* _Stored records_

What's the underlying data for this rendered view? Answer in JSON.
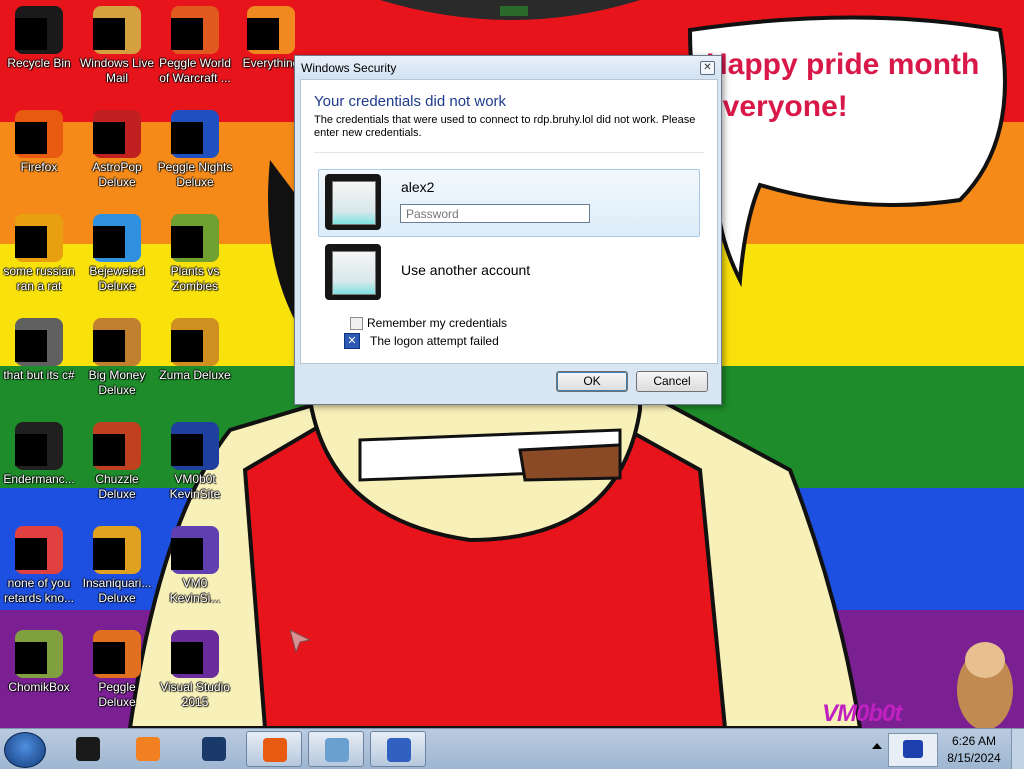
{
  "desktop": {
    "background_colors": [
      "#e8141c",
      "#f58a18",
      "#f9e10c",
      "#1e8c2a",
      "#1d50e0",
      "#7a2093"
    ],
    "speech_bubble": "Happy pride month everyone!",
    "signature": "VM0b0t",
    "icons": [
      {
        "label": "Recycle Bin",
        "color": "#1a1a1a"
      },
      {
        "label": "Windows Live Mail",
        "color": "#d4a040"
      },
      {
        "label": "Peggle World of Warcraft ...",
        "color": "#e05a20"
      },
      {
        "label": "Everything",
        "color": "#f08a20"
      },
      {
        "label": "Firefox",
        "color": "#e85a10"
      },
      {
        "label": "AstroPop Deluxe",
        "color": "#c02020"
      },
      {
        "label": "Peggle Nights Deluxe",
        "color": "#2050c0"
      },
      {
        "label": "some russian ran a rat",
        "color": "#e8a010"
      },
      {
        "label": "Bejeweled Deluxe",
        "color": "#3090e0"
      },
      {
        "label": "Plants vs Zombies",
        "color": "#70a030"
      },
      {
        "label": "that but its c#",
        "color": "#606060"
      },
      {
        "label": "Big Money Deluxe",
        "color": "#c08030"
      },
      {
        "label": "Zuma Deluxe",
        "color": "#d09020"
      },
      {
        "label": "Endermanc...",
        "color": "#202020"
      },
      {
        "label": "Chuzzle Deluxe",
        "color": "#c04020"
      },
      {
        "label": "VM0b0t KevinSite",
        "color": "#2040a0"
      },
      {
        "label": "none of you retards kno...",
        "color": "#e04040"
      },
      {
        "label": "Insaniquari... Deluxe",
        "color": "#e0a020"
      },
      {
        "label": "VM0 KevinSi...",
        "color": "#6040b0"
      },
      {
        "label": "ChomikBox",
        "color": "#80a040"
      },
      {
        "label": "Peggle Deluxe",
        "color": "#e07020"
      },
      {
        "label": "Visual Studio 2015",
        "color": "#6a2c9a"
      }
    ]
  },
  "dialog": {
    "title": "Windows Security",
    "close_glyph": "✕",
    "heading": "Your credentials did not work",
    "message": "The credentials that were used to connect to rdp.bruhy.lol did not work. Please enter new credentials.",
    "account_name": "alex2",
    "password_placeholder": "Password",
    "password_value": "",
    "other_account": "Use another account",
    "remember_label": "Remember my credentials",
    "remember_checked": false,
    "error_icon": "x-icon",
    "error_text": "The logon attempt failed",
    "ok_label": "OK",
    "cancel_label": "Cancel"
  },
  "taskbar": {
    "items": [
      {
        "name": "taskbar-item-console",
        "color": "#1a1a1a",
        "active": false
      },
      {
        "name": "taskbar-item-media-player",
        "color": "#f08020",
        "active": false
      },
      {
        "name": "taskbar-item-app-globe",
        "color": "#1a3a6a",
        "active": false
      },
      {
        "name": "taskbar-item-firefox",
        "color": "#e85a10",
        "active": true
      },
      {
        "name": "taskbar-item-notepad",
        "color": "#6aa0d0",
        "active": true
      },
      {
        "name": "taskbar-item-remote-desktop",
        "color": "#3060c0",
        "active": true
      }
    ],
    "clock_time": "6:26 AM",
    "clock_date": "8/15/2024"
  }
}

* _Exercise task_
Pull every line containing the word "Windows" out of the material and copy it.

* _Written answer_
        "label": "Windows Live Mail",
    "title": "Windows Security",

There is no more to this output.